● **What you should do**
Omit every picture and output the rest of the records exactly as they are.

● **Input rows**
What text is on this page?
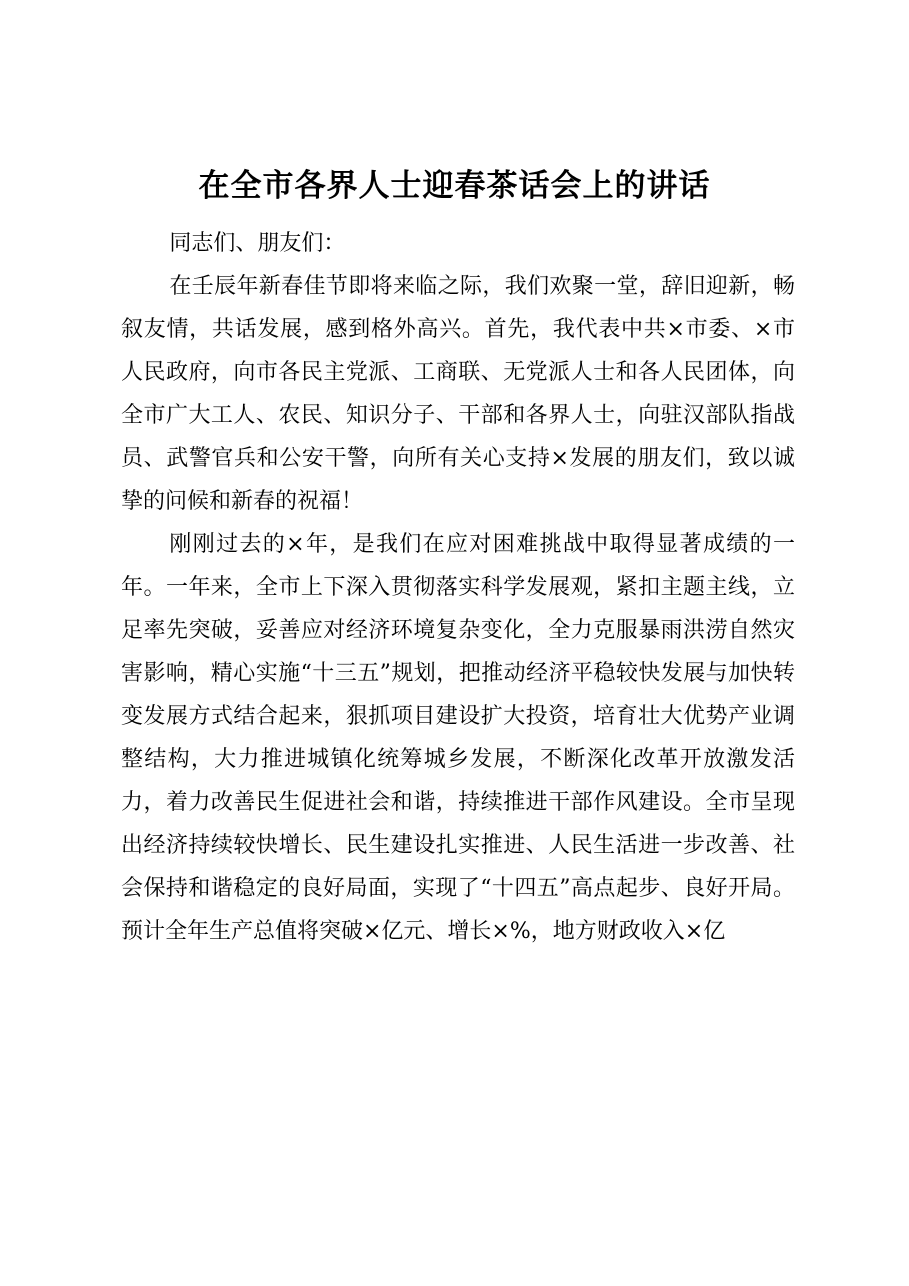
在全市各界人士迎春茶话会上的讲话

同志们、朋友们：

在壬辰年新春佳节即将来临之际，我们欢聚一堂，辞旧迎新，畅叙友情，共话发展，感到格外高兴。首先，我代表中共×市委、×市人民政府，向市各民主党派、工商联、无党派人士和各人民团体，向全市广大工人、农民、知识分子、干部和各界人士，向驻汉部队指战员、武警官兵和公安干警，向所有关心支持×发展的朋友们，致以诚挚的问候和新春的祝福！

刚刚过去的×年，是我们在应对困难挑战中取得显著成绩的一年。一年来，全市上下深入贯彻落实科学发展观，紧扣主题主线，立足率先突破，妥善应对经济环境复杂变化，全力克服暴雨洪涝自然灾害影响，精心实施“十三五”规划，把推动经济平稳较快发展与加快转变发展方式结合起来，狠抓项目建设扩大投资，培育壮大优势产业调整结构，大力推进城镇化统筹城乡发展，不断深化改革开放激发活力，着力改善民生促进社会和谐，持续推进干部作风建设。全市呈现出经济持续较快增长、民生建设扎实推进、人民生活进一步改善、社会保持和谐稳定的良好局面，实现了“十四五”高点起步、良好开局。预计全年生产总值将突破×亿元、增长×%，地方财政收入×亿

● **Output**
What text is on this page?
在全市各界人士迎春茶话会上的讲话

同志们、朋友们：

在壬辰年新春佳节即将来临之际，我们欢聚一堂，辞旧迎新，畅叙友情，共话发展，感到格外高兴。首先，我代表中共×市委、×市人民政府，向市各民主党派、工商联、无党派人士和各人民团体，向全市广大工人、农民、知识分子、干部和各界人士，向驻汉部队指战员、武警官兵和公安干警，向所有关心支持×发展的朋友们，致以诚挚的问候和新春的祝福！

刚刚过去的×年，是我们在应对困难挑战中取得显著成绩的一年。一年来，全市上下深入贯彻落实科学发展观，紧扣主题主线，立足率先突破，妥善应对经济环境复杂变化，全力克服暴雨洪涝自然灾害影响，精心实施“十三五”规划，把推动经济平稳较快发展与加快转变发展方式结合起来，狠抓项目建设扩大投资，培育壮大优势产业调整结构，大力推进城镇化统筹城乡发展，不断深化改革开放激发活力，着力改善民生促进社会和谐，持续推进干部作风建设。全市呈现出经济持续较快增长、民生建设扎实推进、人民生活进一步改善、社会保持和谐稳定的良好局面，实现了“十四五”高点起步、良好开局。预计全年生产总值将突破×亿元、增长×%，地方财政收入×亿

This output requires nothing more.